● Goal
Show each line of the data below that contains the word "ქართულენო".

◇ ◇ ◇ ◇

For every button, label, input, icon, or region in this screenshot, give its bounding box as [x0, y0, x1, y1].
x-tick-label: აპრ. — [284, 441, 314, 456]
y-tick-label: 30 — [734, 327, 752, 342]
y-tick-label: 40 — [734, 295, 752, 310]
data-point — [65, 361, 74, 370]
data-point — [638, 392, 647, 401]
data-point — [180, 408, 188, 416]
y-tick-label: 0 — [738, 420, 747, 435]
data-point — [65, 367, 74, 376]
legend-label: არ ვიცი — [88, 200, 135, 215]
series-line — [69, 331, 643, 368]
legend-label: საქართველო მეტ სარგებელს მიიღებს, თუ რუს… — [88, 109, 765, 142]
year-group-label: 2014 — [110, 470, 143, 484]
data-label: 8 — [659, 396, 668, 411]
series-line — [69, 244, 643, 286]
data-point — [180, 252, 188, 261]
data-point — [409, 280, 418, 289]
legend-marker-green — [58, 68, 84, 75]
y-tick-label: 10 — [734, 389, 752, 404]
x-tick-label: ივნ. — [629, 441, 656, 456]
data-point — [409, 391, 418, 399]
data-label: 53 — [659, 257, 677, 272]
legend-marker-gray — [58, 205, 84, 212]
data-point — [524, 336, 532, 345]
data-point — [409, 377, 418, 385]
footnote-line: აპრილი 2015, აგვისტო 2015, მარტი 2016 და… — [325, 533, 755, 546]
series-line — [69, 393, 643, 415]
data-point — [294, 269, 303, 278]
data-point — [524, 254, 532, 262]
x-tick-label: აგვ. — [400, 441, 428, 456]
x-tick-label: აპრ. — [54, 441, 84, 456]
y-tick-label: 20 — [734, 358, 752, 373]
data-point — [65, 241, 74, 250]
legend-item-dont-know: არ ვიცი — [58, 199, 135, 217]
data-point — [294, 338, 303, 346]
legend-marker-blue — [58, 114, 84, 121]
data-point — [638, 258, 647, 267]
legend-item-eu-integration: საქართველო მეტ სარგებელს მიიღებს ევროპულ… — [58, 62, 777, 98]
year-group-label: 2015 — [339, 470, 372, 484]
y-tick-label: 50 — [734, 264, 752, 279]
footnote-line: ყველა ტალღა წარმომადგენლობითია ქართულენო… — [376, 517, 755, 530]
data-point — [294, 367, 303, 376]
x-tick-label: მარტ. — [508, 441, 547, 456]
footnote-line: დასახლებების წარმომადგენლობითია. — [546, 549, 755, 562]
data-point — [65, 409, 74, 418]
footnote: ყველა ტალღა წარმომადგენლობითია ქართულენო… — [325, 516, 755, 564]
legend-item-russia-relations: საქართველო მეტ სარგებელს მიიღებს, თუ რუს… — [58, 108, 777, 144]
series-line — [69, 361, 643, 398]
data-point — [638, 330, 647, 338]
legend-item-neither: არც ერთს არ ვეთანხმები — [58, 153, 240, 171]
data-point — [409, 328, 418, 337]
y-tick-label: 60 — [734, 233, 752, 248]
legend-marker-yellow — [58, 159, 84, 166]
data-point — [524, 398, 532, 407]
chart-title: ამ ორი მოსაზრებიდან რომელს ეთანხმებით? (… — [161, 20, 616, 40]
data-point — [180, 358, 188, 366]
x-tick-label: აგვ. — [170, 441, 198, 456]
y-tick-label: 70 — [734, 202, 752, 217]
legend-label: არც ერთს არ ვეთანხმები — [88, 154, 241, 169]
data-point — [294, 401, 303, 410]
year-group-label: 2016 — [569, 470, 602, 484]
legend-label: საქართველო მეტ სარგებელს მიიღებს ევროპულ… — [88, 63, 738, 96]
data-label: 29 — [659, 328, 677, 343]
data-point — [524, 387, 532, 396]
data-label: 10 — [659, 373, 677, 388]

◇ ◇ ◇ ◇

● Result for this task
footnote-line: ყველა ტალღა წარმომადგენლობითია ქართულენო… — [376, 517, 755, 530]
footnote: ყველა ტალღა წარმომადგენლობითია ქართულენო… — [325, 516, 755, 564]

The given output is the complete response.